» WRITTEN EXERCISE: Listed below are entries; give the number of lines among them that include "India", and only that number.

» DATA SHOWN:

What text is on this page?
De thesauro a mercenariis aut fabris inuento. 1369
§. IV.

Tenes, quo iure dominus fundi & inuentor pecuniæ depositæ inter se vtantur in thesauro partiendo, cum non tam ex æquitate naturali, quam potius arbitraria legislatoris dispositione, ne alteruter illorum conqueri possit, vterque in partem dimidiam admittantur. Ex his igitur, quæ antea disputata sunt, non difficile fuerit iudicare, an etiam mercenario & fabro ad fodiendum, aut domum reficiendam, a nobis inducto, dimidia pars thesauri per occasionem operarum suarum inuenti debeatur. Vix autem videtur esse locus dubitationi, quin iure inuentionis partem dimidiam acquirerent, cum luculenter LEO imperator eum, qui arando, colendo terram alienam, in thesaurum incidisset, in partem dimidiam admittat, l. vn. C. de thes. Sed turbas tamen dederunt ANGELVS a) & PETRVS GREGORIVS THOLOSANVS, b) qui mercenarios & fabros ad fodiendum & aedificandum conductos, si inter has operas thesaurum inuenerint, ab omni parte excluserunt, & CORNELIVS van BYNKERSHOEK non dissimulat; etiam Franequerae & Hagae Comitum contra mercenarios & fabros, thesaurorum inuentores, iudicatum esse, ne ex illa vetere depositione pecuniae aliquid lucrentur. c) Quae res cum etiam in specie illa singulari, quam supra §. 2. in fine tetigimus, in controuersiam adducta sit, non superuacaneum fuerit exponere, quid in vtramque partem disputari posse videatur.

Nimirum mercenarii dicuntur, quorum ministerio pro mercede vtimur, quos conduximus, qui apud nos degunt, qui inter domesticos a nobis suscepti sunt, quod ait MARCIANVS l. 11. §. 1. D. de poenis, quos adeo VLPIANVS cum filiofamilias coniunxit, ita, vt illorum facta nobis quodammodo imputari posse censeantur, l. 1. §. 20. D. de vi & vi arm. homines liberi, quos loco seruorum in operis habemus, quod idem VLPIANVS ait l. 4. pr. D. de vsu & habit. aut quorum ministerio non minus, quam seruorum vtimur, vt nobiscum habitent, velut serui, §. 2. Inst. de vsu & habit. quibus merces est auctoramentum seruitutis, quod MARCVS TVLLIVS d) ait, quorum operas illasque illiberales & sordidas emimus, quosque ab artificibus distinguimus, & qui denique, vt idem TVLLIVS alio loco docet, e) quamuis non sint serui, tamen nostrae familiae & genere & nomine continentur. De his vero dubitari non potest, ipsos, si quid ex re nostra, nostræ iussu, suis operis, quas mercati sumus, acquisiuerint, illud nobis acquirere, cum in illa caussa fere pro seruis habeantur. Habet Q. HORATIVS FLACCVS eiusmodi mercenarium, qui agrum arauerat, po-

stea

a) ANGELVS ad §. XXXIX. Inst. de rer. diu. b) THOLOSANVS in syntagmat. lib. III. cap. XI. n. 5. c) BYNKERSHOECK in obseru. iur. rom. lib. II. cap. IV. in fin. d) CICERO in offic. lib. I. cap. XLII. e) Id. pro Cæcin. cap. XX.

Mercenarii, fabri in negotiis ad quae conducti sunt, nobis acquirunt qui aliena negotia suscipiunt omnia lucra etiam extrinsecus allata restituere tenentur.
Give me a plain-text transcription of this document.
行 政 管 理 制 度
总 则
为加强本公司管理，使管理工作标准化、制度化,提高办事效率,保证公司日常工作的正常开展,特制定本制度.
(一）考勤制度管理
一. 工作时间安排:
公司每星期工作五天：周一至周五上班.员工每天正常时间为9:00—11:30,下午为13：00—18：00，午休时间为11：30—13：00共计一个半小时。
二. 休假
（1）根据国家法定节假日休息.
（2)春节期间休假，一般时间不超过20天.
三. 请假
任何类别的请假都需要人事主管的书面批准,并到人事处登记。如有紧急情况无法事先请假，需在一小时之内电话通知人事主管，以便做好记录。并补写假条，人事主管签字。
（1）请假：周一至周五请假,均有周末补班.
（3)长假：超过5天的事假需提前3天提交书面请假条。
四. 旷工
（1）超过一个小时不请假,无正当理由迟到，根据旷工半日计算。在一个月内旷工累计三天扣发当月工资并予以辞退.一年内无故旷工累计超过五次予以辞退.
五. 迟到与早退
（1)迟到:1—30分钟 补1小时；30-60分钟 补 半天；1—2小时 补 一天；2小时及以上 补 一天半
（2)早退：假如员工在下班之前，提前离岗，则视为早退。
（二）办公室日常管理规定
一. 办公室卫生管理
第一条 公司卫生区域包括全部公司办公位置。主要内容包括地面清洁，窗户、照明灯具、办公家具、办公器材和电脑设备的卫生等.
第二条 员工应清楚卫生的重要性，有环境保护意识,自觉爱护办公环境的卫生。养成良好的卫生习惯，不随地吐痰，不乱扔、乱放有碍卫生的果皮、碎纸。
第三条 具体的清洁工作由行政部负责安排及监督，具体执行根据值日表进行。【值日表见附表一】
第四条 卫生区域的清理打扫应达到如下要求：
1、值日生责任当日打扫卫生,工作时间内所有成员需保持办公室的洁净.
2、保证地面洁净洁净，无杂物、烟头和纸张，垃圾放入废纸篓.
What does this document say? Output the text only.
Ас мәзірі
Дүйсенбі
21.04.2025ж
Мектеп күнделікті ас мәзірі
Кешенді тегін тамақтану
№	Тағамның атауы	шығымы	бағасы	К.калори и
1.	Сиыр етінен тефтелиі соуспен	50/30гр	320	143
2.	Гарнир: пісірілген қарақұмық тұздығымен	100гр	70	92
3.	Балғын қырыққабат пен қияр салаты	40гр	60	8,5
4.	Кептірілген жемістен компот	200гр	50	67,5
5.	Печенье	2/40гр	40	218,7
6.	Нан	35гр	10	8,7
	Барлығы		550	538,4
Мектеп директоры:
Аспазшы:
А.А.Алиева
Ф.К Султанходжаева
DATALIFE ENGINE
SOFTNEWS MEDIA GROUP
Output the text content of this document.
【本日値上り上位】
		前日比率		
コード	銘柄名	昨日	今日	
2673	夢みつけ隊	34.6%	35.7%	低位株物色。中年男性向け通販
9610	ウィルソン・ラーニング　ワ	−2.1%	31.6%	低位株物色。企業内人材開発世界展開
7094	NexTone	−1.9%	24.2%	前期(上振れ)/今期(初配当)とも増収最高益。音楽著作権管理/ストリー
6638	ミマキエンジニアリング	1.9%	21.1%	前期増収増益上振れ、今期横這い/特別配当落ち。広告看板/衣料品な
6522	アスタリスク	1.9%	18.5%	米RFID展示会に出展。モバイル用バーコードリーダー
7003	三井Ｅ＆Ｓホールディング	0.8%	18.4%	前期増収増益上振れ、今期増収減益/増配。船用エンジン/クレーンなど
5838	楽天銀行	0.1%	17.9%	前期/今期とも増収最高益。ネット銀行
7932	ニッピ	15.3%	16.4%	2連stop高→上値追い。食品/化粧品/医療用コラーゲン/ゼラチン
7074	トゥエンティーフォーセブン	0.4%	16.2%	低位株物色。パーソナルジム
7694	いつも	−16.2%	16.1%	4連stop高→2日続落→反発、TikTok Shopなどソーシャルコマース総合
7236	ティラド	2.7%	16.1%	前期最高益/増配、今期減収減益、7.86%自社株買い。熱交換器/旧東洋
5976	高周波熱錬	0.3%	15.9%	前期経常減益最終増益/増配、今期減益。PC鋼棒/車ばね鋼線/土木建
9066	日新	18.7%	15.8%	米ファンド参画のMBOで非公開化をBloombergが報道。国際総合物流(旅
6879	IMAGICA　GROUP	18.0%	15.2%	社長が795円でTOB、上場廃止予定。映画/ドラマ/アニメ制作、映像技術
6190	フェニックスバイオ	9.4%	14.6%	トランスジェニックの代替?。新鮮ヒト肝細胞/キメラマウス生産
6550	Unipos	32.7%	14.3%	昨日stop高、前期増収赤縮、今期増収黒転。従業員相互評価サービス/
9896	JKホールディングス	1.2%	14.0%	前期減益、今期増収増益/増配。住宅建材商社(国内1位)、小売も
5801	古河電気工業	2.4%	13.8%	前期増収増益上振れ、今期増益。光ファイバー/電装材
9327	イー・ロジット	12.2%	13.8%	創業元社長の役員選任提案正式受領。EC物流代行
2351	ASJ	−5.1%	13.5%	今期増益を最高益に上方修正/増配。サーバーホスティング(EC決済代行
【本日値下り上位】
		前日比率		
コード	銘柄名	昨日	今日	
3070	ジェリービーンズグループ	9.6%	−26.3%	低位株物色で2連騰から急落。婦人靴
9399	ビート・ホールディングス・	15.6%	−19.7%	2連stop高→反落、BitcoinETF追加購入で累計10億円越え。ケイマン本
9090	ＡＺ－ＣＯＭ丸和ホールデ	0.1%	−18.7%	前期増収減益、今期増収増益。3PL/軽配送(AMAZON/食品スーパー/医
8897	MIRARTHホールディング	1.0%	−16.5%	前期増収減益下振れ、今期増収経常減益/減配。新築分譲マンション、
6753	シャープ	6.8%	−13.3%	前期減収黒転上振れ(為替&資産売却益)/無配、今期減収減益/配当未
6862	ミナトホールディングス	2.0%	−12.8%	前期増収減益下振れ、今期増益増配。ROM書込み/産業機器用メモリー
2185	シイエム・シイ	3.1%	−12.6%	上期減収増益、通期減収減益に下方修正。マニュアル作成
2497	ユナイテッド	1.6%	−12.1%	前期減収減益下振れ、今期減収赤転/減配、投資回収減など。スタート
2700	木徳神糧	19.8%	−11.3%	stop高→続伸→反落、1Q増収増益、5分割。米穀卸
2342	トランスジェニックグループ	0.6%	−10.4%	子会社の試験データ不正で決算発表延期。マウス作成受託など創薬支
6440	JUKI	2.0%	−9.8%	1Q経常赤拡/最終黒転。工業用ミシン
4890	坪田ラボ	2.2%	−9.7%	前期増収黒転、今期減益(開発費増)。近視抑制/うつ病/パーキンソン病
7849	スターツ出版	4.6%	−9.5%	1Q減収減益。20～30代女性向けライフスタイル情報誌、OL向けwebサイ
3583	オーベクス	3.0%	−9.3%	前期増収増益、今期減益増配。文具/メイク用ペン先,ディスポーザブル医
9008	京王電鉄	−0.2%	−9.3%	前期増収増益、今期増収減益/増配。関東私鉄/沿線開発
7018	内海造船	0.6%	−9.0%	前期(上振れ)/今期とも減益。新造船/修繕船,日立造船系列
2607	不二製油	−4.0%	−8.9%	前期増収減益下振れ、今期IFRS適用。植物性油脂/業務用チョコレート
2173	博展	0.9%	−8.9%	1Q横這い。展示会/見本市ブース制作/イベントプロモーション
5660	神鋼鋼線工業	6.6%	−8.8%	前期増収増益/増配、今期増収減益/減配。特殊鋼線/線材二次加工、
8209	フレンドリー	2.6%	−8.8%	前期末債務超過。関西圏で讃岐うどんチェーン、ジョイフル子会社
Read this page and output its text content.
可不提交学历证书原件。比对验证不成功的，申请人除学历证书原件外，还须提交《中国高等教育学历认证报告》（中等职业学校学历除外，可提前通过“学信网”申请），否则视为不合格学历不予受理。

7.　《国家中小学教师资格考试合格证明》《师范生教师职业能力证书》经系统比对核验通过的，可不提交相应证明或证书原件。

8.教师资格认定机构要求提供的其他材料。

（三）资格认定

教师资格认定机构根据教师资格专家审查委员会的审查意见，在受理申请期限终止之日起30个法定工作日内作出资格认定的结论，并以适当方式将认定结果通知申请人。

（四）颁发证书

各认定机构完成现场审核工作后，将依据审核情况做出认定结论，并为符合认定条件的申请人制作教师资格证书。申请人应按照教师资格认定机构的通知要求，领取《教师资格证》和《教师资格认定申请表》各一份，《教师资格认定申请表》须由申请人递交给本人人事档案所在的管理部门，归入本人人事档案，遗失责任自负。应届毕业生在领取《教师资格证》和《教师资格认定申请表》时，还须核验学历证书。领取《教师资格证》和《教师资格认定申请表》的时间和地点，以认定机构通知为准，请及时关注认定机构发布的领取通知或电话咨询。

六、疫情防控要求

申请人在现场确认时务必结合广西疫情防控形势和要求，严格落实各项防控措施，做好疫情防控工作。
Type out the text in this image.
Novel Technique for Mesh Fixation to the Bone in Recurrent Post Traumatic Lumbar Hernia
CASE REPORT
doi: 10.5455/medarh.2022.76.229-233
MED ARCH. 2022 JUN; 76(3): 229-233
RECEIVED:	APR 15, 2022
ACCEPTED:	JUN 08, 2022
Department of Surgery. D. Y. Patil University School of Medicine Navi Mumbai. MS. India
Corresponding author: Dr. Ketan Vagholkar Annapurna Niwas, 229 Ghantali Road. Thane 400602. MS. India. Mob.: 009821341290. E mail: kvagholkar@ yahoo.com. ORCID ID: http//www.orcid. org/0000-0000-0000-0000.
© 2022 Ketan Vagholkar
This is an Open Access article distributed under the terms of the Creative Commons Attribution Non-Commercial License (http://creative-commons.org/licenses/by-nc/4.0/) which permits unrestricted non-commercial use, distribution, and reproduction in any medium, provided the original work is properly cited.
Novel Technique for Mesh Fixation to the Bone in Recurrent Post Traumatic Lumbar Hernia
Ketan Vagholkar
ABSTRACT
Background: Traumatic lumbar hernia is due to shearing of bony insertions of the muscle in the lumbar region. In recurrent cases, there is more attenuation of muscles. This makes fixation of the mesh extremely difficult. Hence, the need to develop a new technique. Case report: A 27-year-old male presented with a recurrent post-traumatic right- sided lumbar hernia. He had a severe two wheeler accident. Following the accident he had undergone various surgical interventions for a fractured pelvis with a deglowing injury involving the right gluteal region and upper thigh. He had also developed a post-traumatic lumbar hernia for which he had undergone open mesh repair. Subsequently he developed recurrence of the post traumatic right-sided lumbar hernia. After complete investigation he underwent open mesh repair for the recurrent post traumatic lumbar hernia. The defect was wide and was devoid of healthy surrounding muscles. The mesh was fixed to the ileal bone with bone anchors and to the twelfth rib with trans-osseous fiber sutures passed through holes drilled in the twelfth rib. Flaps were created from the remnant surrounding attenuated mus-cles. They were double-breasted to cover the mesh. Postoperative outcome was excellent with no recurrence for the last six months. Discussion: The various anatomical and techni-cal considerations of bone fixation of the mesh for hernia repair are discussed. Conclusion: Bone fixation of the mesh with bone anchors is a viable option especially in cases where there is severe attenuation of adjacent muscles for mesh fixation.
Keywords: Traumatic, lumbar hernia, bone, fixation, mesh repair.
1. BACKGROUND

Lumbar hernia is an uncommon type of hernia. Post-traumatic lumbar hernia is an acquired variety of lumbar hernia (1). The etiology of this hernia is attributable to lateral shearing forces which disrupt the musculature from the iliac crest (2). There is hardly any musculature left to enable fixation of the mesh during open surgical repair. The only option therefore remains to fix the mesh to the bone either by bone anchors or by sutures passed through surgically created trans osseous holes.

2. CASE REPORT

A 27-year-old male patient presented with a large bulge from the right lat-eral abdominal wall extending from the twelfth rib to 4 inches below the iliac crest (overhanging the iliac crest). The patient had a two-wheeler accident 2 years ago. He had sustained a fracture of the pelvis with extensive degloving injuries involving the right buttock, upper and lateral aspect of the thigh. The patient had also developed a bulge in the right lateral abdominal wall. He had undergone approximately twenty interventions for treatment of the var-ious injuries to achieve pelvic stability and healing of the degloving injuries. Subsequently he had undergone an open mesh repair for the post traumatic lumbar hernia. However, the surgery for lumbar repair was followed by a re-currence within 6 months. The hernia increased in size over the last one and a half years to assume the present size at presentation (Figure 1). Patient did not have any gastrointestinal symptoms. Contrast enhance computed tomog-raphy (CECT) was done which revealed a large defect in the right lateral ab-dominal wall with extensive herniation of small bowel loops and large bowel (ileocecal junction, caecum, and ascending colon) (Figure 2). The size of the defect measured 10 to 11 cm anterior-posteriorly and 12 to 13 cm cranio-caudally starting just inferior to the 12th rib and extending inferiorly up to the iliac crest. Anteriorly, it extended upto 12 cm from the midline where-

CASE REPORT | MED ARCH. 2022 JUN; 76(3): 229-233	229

» FINISHED TASK: 2